→ Lesetext:

Im Ausgangsverfahren wendet sich die Beschwerdeführerin ein eingetragener Verein, der sich satzungsgemäß mit der Pflege und Förderung des Kölner Karnevalsbrauchtums beschäftigt – gegen ihre Heranziehung zur Künstlersozialabgabe.

  • Die der Heranziehung zugrunde liegende Vorschrift des § 24 des Künstlersozialversicherungsgesetzes (KSVG) bestimmt den Kreis der Personen, die zur Zahlung der Künstlersozialabgabe verpflichtet sind. Die einschlägigen Bestimmungen lauten in der hier maßgeblichen Fassung des Art. 1 Nr. 5 des Gesetzes zur Änderung des Künstlersozialversicherungsgesetzes vom 20. Dezember 1988 BGBl I S. 2606 – im folgenden: KSVG 1988 –.

    § 24

    (1) Zur Künstlersozialabgabe ist ein Unternehmer verpflichtet, der eines der folgenden Unternehmen betreibt:

    1. …

    2. …

    3. Theater-, Konzert- und Gastspieldirektionen sowie sonstige Unternehmen, deren Zweck darauf gerichtet ist, künstlerische Werke aufzuführen oder künstlerische Leistungen darzubieten,

    4. bis 9. …

    Zur Künstlersozialabgabe sind auch Unternehmer verpflichtet. …

    (2) …

    (3) …

    Zur Begründung der Änderung ist ausgeführt (BTDrs 11/2964, S. 18)

    Die bisherige Nummer 2 ist als Nummer 3 neu gefasst und aus Gründen der Gleichbehandlung um eine Generalklausel erweitert worden, um neben den abgabepflichtigen Theater-, Konzert- und Gastspieldirektionen weitere vergleichbare Unternehmen zu erfassen, die künstlerische Werke aufführen oder künstlerische Leistungen darbieten.

    Durch Art. 11 des Gesetzes zur Umsetzung des Programms für mehr Wachstum und Beschäftigung in den Bereichen der Rentenversicherung und Arbeitsförderung (Wachstums- und Beschäftigungsförderungsgesetz – WFG) vom 25. September 1996 (BGBl I S. 1461 im folgenden: KSVG 1996) erfuhr § 24 KSVG 1988, soweit er hier entscheidungserheblich ist, folgende zum 1. Januar 1997 in Kraft tretende Änderung:

    1. Absatz 1 wird wie folgt geändert:

    a) Satz 1 Nr. 2 wird wie folgt gefasst:

    “2. …

    b) In Satz 1 Nr. 3 werden die Wörter “deren Zweck darauf gerichtet ist, künstlerische Werke aufzuführen oder künstlerische Leistungen darzubieten” durch die Wörter “deren wesentlicher Zweck darauf gerichtet ist, für die Aufführung oder Darbietung künstlerischer oder publizistischer Werke oder Leistungen zu sorgen,” ersetzt.

→ Aufgaben:
[1] Prüfe, ob die folgenden Aussagen mit dem Text zur Künstlersozialabgabe übereinstimmen, und antworte jeweils mit Ja oder Nein samt den entscheidenden Worten des Textes im genauen Wortlaut: (a) Die Beschwerdeführerin ist ein eingetragener Verein. (b) Die Änderung durch das Wachstums- und Beschäftigungsförderungsgesetz trat zum 1. Januar 1996 in Kraft. (c) Die bisherige Nummer 2 wurde als Nummer 4 neu gefasst.
[2] Setze den Text zur Künstlersozialabgabe nach seinem letzten Satz fort.

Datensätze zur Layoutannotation
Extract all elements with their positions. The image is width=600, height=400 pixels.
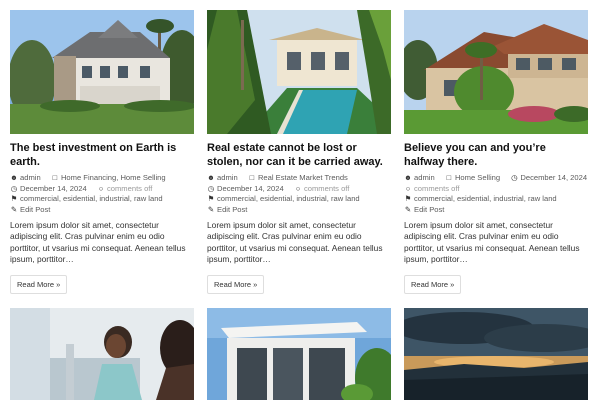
post-thumbnail-image[interactable] xyxy=(207,10,391,134)
post-meta: ☻ admin □ Real Estate Market Trends ◷ Decem… xyxy=(207,173,391,215)
clock-icon: ◷ xyxy=(207,183,215,193)
comment-icon: ○ xyxy=(405,183,411,193)
clock-icon: ◷ xyxy=(10,183,18,193)
post-title[interactable]: Believe you can and you’re halfway there… xyxy=(404,141,588,169)
user-icon: ☻ xyxy=(404,173,412,182)
read-more-button[interactable]: Read More » xyxy=(10,274,68,294)
post-card xyxy=(10,308,194,400)
category-links[interactable]: Real Estate Market Trends xyxy=(258,173,348,182)
edit-post-link[interactable]: Edit Post xyxy=(414,205,444,214)
category-links[interactable]: Home Selling xyxy=(455,173,500,182)
tag-icon: ⚑ xyxy=(207,194,215,203)
post-thumbnail-image[interactable] xyxy=(404,10,588,134)
post-excerpt: Lorem ipsum dolor sit amet, consectetur … xyxy=(207,220,383,265)
post-thumbnail-image[interactable] xyxy=(404,308,588,400)
folder-icon: □ xyxy=(52,173,58,182)
comments-status: comments off xyxy=(414,183,460,193)
author-link[interactable]: admin xyxy=(217,173,238,182)
user-icon: ☻ xyxy=(10,173,18,182)
post-grid: The best investment on Earth is earth. ☻… xyxy=(0,0,600,400)
comment-icon: ○ xyxy=(295,183,301,193)
post-date: December 14, 2024 xyxy=(520,173,588,182)
edit-icon: ✎ xyxy=(207,204,215,214)
post-excerpt: Lorem ipsum dolor sit amet, consectetur … xyxy=(404,220,580,265)
tag-icon: ⚑ xyxy=(10,194,18,203)
read-more-button[interactable]: Read More » xyxy=(404,274,462,294)
edit-post-link[interactable]: Edit Post xyxy=(20,205,50,214)
edit-post-link[interactable]: Edit Post xyxy=(217,205,247,214)
tag-links[interactable]: commercial, esidential, industrial, raw … xyxy=(20,194,163,203)
post-thumbnail-image[interactable] xyxy=(10,308,194,400)
category-links[interactable]: Home Financing, Home Selling xyxy=(61,173,166,182)
post-date: December 14, 2024 xyxy=(20,183,87,193)
post-card: Real estate cannot be lost or stolen, no… xyxy=(207,10,391,294)
post-date: December 14, 2024 xyxy=(217,183,284,193)
author-link[interactable]: admin xyxy=(20,173,41,182)
author-link[interactable]: admin xyxy=(414,173,435,182)
comments-status: comments off xyxy=(106,183,153,193)
tag-links[interactable]: commercial, esidential, industrial, raw … xyxy=(217,194,360,203)
tag-icon: ⚑ xyxy=(404,194,412,203)
post-card xyxy=(404,308,588,400)
user-icon: ☻ xyxy=(207,173,215,182)
post-title[interactable]: The best investment on Earth is earth. xyxy=(10,141,194,169)
comments-status: comments off xyxy=(303,183,350,193)
read-more-button[interactable]: Read More » xyxy=(207,274,265,294)
folder-icon: □ xyxy=(446,173,452,182)
edit-icon: ✎ xyxy=(404,204,412,214)
post-title[interactable]: Real estate cannot be lost or stolen, no… xyxy=(207,141,391,169)
tag-links[interactable]: commercial, esidential, industrial, raw … xyxy=(414,194,557,203)
post-card: Believe you can and you’re halfway there… xyxy=(404,10,588,294)
post-card xyxy=(207,308,391,400)
post-thumbnail-image[interactable] xyxy=(10,10,194,134)
folder-icon: □ xyxy=(249,173,255,182)
post-card: The best investment on Earth is earth. ☻… xyxy=(10,10,194,294)
post-thumbnail-image[interactable] xyxy=(207,308,391,400)
edit-icon: ✎ xyxy=(10,204,18,214)
post-meta: ☻ admin □ Home Financing, Home Selling ◷ De… xyxy=(10,173,194,215)
comment-icon: ○ xyxy=(98,183,104,193)
post-excerpt: Lorem ipsum dolor sit amet, consectetur … xyxy=(10,220,186,265)
clock-icon: ◷ xyxy=(511,173,518,182)
post-meta: ☻ admin □ Home Selling ◷ December 14, 2024 … xyxy=(404,173,588,215)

→ Lösungen:
[1]
(a) Ja: „die Beschwerdeführerin ein eingetragener Verein, der sich satzungsgemäß mit der Pflege und Förderung des Kölner Karnevalsbrauchtums beschäftigt“
(b) Nein: „folgende zum 1. Januar 1997 in Kraft tretende Änderung“
(c) Nein: „Die bisherige Nummer 2 ist als Nummer 3 neu gefasst“

[2]
    c) …

    2. Dem Absatz 2 wird angefügt:

    “Eine nicht nur gelegentliche Erteilung von Aufträgen im Sinne des Satzes 1 liegt nicht bereits dann vor, wenn in einem Kalenderjahr lediglich zwei Veranstaltungen durchgeführt werden, in denen künstlerische oder publizistische Werke oder Leistungen aufgeführt oder dargeboten werden”.

  • In den Jahren 1989 bis 1996 führte die Beschwerdeführerin jeweils vier Karnevalveranstaltungen durch. Der Honoraretat für die Auftritte bei diesen Veranstaltungen betrug jährlich ca. 30.000 DM.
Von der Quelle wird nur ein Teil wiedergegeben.